• **Information provided**
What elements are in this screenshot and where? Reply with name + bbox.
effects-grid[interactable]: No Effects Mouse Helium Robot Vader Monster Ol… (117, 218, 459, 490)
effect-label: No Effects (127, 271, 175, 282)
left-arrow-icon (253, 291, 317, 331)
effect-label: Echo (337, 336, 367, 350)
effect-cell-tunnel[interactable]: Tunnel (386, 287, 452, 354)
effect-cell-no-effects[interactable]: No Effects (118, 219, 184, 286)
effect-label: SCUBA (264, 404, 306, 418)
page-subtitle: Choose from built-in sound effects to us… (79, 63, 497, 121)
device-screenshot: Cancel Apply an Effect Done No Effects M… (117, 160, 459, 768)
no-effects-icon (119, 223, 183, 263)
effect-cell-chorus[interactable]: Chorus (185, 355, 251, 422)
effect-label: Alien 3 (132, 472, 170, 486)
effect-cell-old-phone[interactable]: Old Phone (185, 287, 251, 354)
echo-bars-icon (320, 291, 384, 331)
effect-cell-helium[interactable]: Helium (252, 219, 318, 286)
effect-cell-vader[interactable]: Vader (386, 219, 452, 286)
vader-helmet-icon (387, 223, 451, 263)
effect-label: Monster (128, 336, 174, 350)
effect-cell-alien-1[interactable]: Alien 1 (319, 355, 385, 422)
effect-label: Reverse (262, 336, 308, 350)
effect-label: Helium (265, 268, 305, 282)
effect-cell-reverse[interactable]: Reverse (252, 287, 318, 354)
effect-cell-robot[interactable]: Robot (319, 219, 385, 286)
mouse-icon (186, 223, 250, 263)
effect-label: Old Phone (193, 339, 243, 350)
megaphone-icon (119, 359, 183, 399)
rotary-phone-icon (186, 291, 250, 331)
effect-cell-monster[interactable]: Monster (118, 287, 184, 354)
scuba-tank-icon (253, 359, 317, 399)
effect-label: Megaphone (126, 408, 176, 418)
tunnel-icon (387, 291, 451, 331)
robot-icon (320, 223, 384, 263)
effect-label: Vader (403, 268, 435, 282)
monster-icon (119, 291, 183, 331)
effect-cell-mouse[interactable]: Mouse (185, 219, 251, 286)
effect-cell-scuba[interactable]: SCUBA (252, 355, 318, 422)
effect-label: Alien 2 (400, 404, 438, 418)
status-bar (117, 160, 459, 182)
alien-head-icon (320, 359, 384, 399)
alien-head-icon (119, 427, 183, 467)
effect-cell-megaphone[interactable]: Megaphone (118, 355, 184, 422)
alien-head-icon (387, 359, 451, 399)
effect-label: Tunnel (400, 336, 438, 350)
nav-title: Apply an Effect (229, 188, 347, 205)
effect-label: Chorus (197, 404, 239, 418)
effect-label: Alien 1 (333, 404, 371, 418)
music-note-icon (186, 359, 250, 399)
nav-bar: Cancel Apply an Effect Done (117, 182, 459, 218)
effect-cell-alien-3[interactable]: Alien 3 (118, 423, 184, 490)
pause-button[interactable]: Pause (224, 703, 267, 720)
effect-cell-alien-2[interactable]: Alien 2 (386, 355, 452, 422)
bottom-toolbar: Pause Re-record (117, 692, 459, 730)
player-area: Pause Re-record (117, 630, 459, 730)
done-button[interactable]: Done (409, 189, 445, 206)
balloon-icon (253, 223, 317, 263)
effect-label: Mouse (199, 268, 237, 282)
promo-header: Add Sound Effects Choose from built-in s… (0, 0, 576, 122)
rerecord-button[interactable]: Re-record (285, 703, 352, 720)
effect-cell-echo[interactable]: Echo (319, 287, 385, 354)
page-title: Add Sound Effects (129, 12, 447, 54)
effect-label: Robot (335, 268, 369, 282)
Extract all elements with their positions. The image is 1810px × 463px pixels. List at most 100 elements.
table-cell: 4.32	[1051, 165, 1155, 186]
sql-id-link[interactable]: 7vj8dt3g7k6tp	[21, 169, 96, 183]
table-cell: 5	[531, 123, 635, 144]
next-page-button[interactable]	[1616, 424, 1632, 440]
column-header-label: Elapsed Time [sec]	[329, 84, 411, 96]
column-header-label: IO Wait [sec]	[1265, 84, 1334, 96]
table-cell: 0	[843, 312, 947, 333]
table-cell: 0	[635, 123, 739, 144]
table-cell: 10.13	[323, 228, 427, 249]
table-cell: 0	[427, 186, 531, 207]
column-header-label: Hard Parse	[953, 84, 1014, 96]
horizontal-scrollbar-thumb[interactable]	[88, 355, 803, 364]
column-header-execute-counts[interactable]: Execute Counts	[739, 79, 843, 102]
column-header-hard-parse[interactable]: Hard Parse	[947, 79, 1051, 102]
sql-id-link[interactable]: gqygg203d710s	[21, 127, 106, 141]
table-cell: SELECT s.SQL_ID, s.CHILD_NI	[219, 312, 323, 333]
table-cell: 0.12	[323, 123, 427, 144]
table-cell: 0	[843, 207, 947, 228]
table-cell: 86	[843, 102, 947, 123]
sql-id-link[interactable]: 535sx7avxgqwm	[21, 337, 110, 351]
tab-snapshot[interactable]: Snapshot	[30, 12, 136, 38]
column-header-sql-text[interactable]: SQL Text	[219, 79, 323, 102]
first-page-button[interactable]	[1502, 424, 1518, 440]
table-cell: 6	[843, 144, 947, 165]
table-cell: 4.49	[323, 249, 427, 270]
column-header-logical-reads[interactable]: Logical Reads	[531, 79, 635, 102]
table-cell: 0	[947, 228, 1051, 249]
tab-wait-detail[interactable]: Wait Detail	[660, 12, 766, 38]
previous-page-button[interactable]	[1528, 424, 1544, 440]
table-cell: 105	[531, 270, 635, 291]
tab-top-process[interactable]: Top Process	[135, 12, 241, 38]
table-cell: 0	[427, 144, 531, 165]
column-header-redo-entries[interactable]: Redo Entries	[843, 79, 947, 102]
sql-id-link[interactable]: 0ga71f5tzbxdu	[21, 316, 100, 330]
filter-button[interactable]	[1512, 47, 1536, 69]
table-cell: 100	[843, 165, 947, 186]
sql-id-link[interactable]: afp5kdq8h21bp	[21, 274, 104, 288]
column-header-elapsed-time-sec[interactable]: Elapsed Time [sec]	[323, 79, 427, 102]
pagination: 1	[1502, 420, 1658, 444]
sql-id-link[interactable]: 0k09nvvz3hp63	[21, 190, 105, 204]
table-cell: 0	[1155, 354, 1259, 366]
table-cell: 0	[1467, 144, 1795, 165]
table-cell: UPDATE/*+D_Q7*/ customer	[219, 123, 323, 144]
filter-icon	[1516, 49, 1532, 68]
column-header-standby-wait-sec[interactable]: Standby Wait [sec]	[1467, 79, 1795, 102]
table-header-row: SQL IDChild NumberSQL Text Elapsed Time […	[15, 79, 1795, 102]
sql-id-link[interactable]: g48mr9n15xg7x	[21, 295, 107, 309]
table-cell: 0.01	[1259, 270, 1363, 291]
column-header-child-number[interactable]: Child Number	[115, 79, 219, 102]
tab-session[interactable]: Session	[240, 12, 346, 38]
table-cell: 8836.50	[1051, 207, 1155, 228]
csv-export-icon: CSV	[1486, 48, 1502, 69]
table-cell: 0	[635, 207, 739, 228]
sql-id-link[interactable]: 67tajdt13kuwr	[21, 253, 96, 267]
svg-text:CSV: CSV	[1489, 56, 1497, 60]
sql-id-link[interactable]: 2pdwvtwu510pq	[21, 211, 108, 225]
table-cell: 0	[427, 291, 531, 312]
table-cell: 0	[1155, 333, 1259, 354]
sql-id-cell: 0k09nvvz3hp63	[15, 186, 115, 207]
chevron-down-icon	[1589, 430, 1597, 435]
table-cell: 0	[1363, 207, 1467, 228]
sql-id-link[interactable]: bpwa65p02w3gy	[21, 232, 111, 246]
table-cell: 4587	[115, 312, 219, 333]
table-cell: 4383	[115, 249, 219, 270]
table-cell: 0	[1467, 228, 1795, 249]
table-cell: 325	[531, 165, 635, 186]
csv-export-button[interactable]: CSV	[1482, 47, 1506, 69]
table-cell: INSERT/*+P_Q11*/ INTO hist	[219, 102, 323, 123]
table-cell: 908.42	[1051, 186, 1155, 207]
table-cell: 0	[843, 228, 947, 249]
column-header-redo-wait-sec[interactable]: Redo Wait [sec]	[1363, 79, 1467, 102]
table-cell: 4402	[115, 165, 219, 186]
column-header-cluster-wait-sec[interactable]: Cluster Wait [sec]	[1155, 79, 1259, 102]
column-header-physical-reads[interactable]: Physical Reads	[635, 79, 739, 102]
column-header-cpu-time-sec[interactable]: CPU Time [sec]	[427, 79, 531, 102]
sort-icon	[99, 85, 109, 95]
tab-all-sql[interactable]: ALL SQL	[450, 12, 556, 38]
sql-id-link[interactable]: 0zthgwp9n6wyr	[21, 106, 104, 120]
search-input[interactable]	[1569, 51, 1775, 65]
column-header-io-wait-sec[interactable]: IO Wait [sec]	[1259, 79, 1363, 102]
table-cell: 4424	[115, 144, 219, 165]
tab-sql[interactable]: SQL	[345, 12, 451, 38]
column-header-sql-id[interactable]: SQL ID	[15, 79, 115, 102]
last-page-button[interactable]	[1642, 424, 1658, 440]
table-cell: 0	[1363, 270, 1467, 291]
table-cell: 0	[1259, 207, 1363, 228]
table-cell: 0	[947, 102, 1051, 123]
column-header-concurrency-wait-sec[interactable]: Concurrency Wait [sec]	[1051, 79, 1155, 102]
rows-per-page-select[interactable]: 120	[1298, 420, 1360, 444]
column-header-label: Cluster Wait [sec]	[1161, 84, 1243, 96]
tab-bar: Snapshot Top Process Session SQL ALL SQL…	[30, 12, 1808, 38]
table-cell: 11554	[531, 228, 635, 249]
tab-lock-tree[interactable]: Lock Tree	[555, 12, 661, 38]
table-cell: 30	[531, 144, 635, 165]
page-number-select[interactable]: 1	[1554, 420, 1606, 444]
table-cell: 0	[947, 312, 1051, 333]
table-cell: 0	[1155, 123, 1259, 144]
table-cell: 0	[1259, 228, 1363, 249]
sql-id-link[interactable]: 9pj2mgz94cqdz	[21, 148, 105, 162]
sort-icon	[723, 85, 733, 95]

• **Set problem**
Rewrite the items as a numbered list, from the first line through the line containing "megaphone-icon (119, 359, 183, 399)", including both. Leave out any blank lines.

• **Response to this task**
1. What elements are in this screenshot and where? Reply with name + bbox.
2. effects-grid[interactable]: No Effects Mouse Helium Robot Vader Monster Ol… (117, 218, 459, 490)
3. effect-label: No Effects (127, 271, 175, 282)
4. left-arrow-icon (253, 291, 317, 331)
5. effect-label: Echo (337, 336, 367, 350)
6. effect-cell-tunnel[interactable]: Tunnel (386, 287, 452, 354)
7. effect-cell-no-effects[interactable]: No Effects (118, 219, 184, 286)
8. effect-label: SCUBA (264, 404, 306, 418)
9. page-subtitle: Choose from built-in sound effects to us… (79, 63, 497, 121)
10. device-screenshot: Cancel Apply an Effect Done No Effects M… (117, 160, 459, 768)
11. no-effects-icon (119, 223, 183, 263)
12. effect-cell-chorus[interactable]: Chorus (185, 355, 251, 422)
13. effect-label: Alien 3 (132, 472, 170, 486)
14. effect-cell-old-phone[interactable]: Old Phone (185, 287, 251, 354)
15. echo-bars-icon (320, 291, 384, 331)
16. effect-cell-helium[interactable]: Helium (252, 219, 318, 286)
17. effect-cell-vader[interactable]: Vader (386, 219, 452, 286)
18. vader-helmet-icon (387, 223, 451, 263)
19. effect-label: Monster (128, 336, 174, 350)
20. effect-cell-alien-1[interactable]: Alien 1 (319, 355, 385, 422)
21. effect-label: Reverse (262, 336, 308, 350)
22. effect-label: Helium (265, 268, 305, 282)
23. effect-cell-reverse[interactable]: Reverse (252, 287, 318, 354)
24. effect-cell-robot[interactable]: Robot (319, 219, 385, 286)
25. mouse-icon (186, 223, 250, 263)
26. effect-label: Old Phone (193, 339, 243, 350)
27. megaphone-icon (119, 359, 183, 399)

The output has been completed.